[Spatial annotation records]
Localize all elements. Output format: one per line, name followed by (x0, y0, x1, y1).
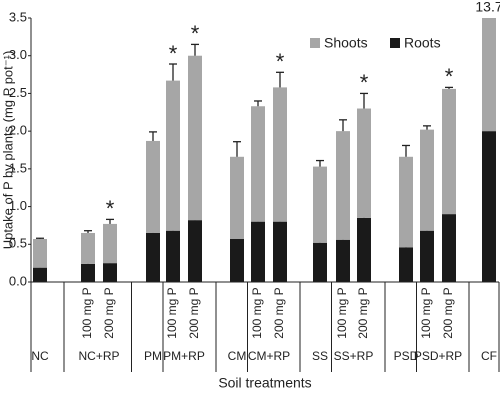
bar-segment (482, 131, 496, 282)
significance-marker: * (360, 70, 369, 95)
group-label: PSD (394, 349, 419, 363)
y-tick-label: 3.5 (9, 9, 27, 24)
bar-segment (442, 214, 456, 282)
category-label: 200 mg P (441, 287, 455, 338)
y-tick-label: 2.0 (9, 123, 27, 138)
category-label: 100 mg P (80, 287, 94, 338)
bar-segment (420, 230, 434, 282)
bar-segment (103, 223, 117, 264)
bar-segment (313, 242, 327, 282)
y-tick-label: 1.5 (9, 160, 27, 175)
group-label: SS (312, 349, 328, 363)
bar-segment (33, 239, 47, 268)
group-label: SS+RP (334, 349, 374, 363)
bar-segment (442, 88, 456, 215)
y-tick-label: 0.0 (9, 273, 27, 288)
y-axis-label: Uptake of P by plants (mg P pot⁻¹) (0, 51, 15, 250)
significance-marker: * (191, 21, 200, 46)
legend-label: Shoots (324, 35, 368, 51)
legend-swatch (390, 38, 400, 48)
group-label: PM+RP (163, 349, 205, 363)
bar-segment (313, 166, 327, 243)
bar-segment (81, 232, 95, 264)
group-label: CM+RP (248, 349, 290, 363)
bar-segment (188, 55, 202, 221)
bar-segment (251, 221, 265, 282)
category-label: 100 mg P (419, 287, 433, 338)
group-label: NC (31, 349, 49, 363)
bar-segment (357, 217, 371, 282)
bar-segment (81, 263, 95, 282)
bar-segment (399, 247, 413, 282)
category-label: 200 mg P (356, 287, 370, 338)
bar-segment (103, 263, 117, 282)
bar-segment (166, 80, 180, 231)
category-label: 200 mg P (272, 287, 286, 338)
y-tick-label: 0.5 (9, 236, 27, 251)
group-label: CM (228, 349, 247, 363)
bar-segment (399, 156, 413, 248)
x-axis-label: Soil treatments (218, 375, 311, 391)
y-tick-label: 2.5 (9, 85, 27, 100)
significance-marker: * (276, 49, 285, 74)
y-tick-label: 3.0 (9, 47, 27, 62)
bar-segment (273, 87, 287, 222)
group-label: CF (481, 349, 497, 363)
bar-segment (251, 106, 265, 222)
group-label: PSD+RP (414, 349, 462, 363)
bar-segment (230, 156, 244, 240)
plot-area (33, 18, 496, 282)
bar-segment (482, 18, 496, 132)
y-tick-label: 1.0 (9, 198, 27, 213)
bar-segment (230, 239, 244, 282)
category-label: 100 mg P (250, 287, 264, 338)
annotation: 13.7 (475, 0, 500, 15)
bar-segment (166, 230, 180, 282)
category-label: 200 mg P (187, 287, 201, 338)
category-label: 200 mg P (102, 287, 116, 338)
legend-swatch (310, 38, 320, 48)
bar-segment (420, 129, 434, 231)
bar-segment (33, 267, 47, 282)
group-label: PM (144, 349, 162, 363)
bar-segment (146, 232, 160, 282)
significance-marker: * (445, 64, 454, 89)
legend-label: Roots (404, 35, 441, 51)
category-label: 100 mg P (335, 287, 349, 338)
group-label: NC+RP (78, 349, 119, 363)
category-label: 100 mg P (165, 287, 179, 338)
bar-segment (146, 140, 160, 233)
bar-segment (357, 108, 371, 218)
bar-segment (273, 221, 287, 282)
significance-marker: * (169, 41, 178, 66)
bar-segment (188, 220, 202, 282)
significance-marker: * (106, 196, 115, 221)
bar-segment (336, 131, 350, 240)
bar-segment (336, 239, 350, 282)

- EXERCISE DETAILS: Count how many lines of the items above contain the string "tick", matching case exactly, and give only that number.

- OUTPUT FOR THIS TASK: 8